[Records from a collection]
^^^^^^^^

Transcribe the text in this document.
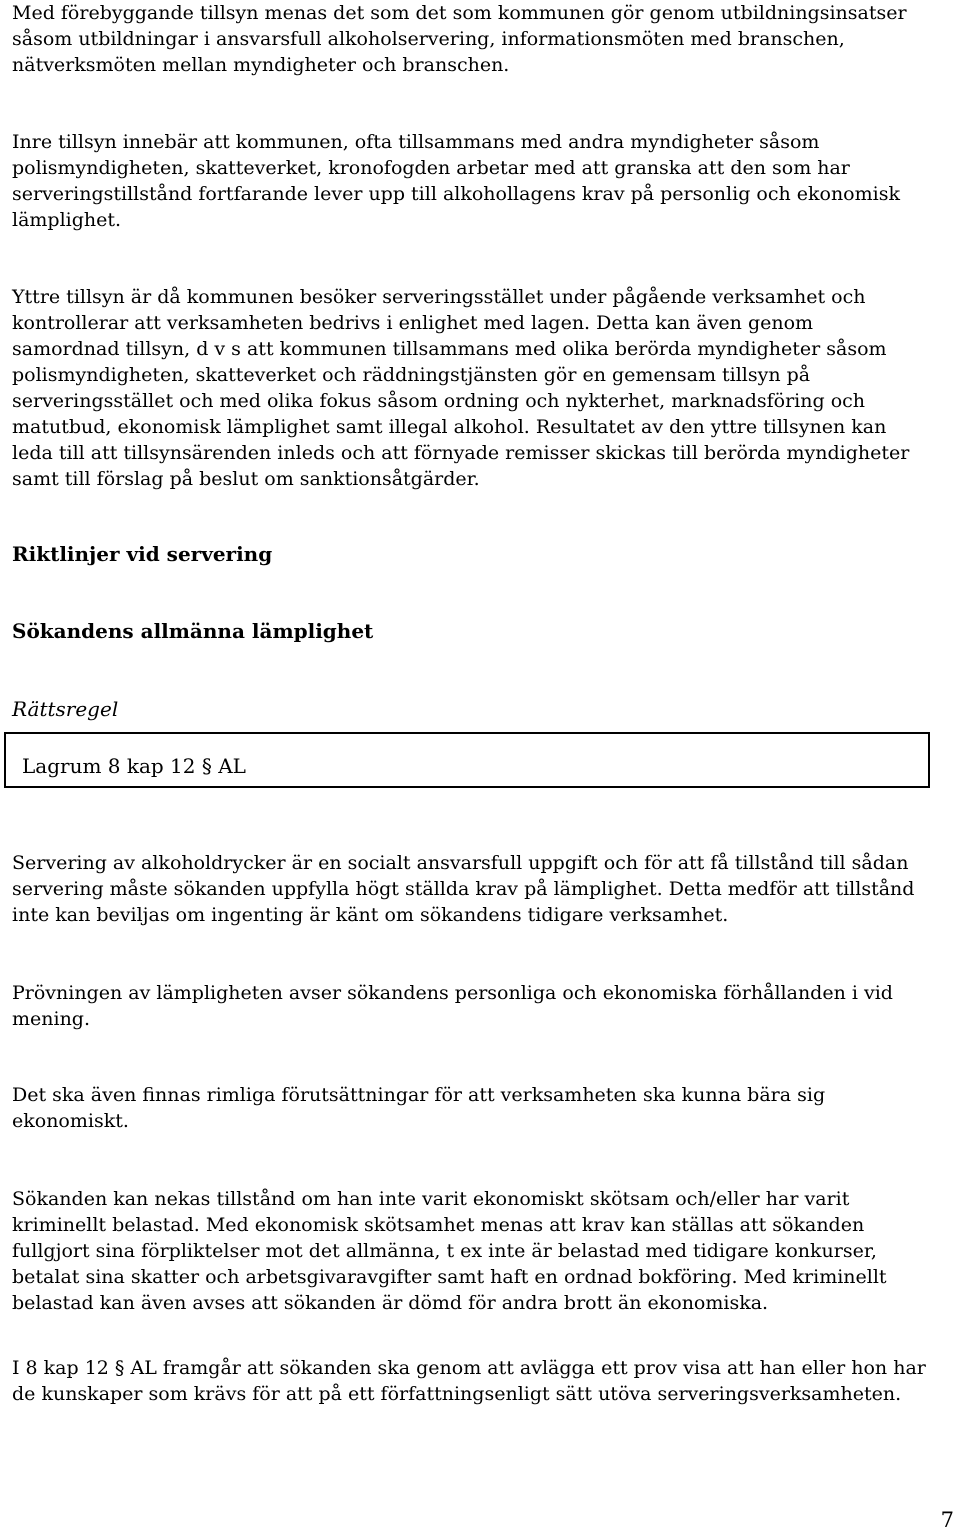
Med förebyggande tillsyn menas det som det som kommunen gör genom utbildningsinsatser
såsom utbildningar i ansvarsfull alkoholservering, informationsmöten med branschen,
nätverksmöten mellan myndigheter och branschen.

Inre tillsyn innebär att kommunen, ofta tillsammans med andra myndigheter såsom
polismyndigheten, skatteverket, kronofogden arbetar med att granska att den som har
serveringstillstånd fortfarande lever upp till alkohollagens krav på personlig och ekonomisk
lämplighet.

Yttre tillsyn är då kommunen besöker serveringsstället under pågående verksamhet och
kontrollerar att verksamheten bedrivs i enlighet med lagen. Detta kan även genom
samordnad tillsyn, d v s att kommunen tillsammans med olika berörda myndigheter såsom
polismyndigheten, skatteverket och räddningstjänsten gör en gemensam tillsyn på
serveringsstället och med olika fokus såsom ordning och nykterhet, marknadsföring och
matutbud, ekonomisk lämplighet samt illegal alkohol. Resultatet av den yttre tillsynen kan
leda till att tillsynsärenden inleds och att förnyade remisser skickas till berörda myndigheter
samt till förslag på beslut om sanktionsåtgärder.

Riktlinjer vid servering
Sökandens allmänna lämplighet
Rättsregel
Lagrum 8 kap 12 § AL

Servering av alkoholdrycker är en socialt ansvarsfull uppgift och för att få tillstånd till sådan
servering måste sökanden uppfylla högt ställda krav på lämplighet. Detta medför att tillstånd
inte kan beviljas om ingenting är känt om sökandens tidigare verksamhet.

Prövningen av lämpligheten avser sökandens personliga och ekonomiska förhållanden i vid
mening.

Det ska även finnas rimliga förutsättningar för att verksamheten ska kunna bära sig
ekonomiskt.

Sökanden kan nekas tillstånd om han inte varit ekonomiskt skötsam och/eller har varit
kriminellt belastad. Med ekonomisk skötsamhet menas att krav kan ställas att sökanden
fullgjort sina förpliktelser mot det allmänna, t ex inte är belastad med tidigare konkurser,
betalat sina skatter och arbetsgivaravgifter samt haft en ordnad bokföring. Med kriminellt
belastad kan även avses att sökanden är dömd för andra brott än ekonomiska.

I 8 kap 12 § AL framgår att sökanden ska genom att avlägga ett prov visa att han eller hon har
de kunskaper som krävs för att på ett författningsenligt sätt utöva serveringsverksamheten.

7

^^^^^^^^

WHAT IS REQUIRED: Copy all lines from the data above that contain the word "polismyndigheten".

TASK RESPONSE:
polismyndigheten, skatteverket, kronofogden arbetar med att granska att den som har
polismyndigheten, skatteverket och räddningstjänsten gör en gemensam tillsyn på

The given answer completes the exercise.